What to work on
Each line containing the word "Para" should be found and copied.

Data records
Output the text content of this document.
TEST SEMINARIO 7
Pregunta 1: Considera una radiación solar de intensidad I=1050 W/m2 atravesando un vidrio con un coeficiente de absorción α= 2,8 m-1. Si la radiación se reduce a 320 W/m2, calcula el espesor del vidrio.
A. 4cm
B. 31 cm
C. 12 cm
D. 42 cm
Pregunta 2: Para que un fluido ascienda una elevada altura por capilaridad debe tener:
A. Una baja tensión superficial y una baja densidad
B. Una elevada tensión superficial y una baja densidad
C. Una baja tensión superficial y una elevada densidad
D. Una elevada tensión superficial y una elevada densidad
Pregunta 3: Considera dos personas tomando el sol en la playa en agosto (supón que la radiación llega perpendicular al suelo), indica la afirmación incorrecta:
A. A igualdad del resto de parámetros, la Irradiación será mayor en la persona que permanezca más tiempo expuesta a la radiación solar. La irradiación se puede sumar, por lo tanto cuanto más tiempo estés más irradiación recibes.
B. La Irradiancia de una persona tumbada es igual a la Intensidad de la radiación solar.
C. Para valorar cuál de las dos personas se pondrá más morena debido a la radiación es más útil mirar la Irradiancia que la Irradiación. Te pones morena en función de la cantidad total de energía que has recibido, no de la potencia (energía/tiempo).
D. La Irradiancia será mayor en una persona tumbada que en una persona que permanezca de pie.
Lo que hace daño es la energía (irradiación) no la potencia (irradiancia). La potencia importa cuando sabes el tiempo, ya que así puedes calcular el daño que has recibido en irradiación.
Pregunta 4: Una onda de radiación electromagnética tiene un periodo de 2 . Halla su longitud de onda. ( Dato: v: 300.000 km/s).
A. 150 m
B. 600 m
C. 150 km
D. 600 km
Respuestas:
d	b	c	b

Output of the exercise
Pregunta 2: Para que un fluido ascienda una elevada altura por capilaridad debe tener:
C. Para valorar cuál de las dos personas se pondrá más morena debido a la radiación es más útil mirar la Irradiancia que la Irradiación. Te pones morena en función de la cantidad total de energía que has recibido, no de la potencia (energía/tiempo).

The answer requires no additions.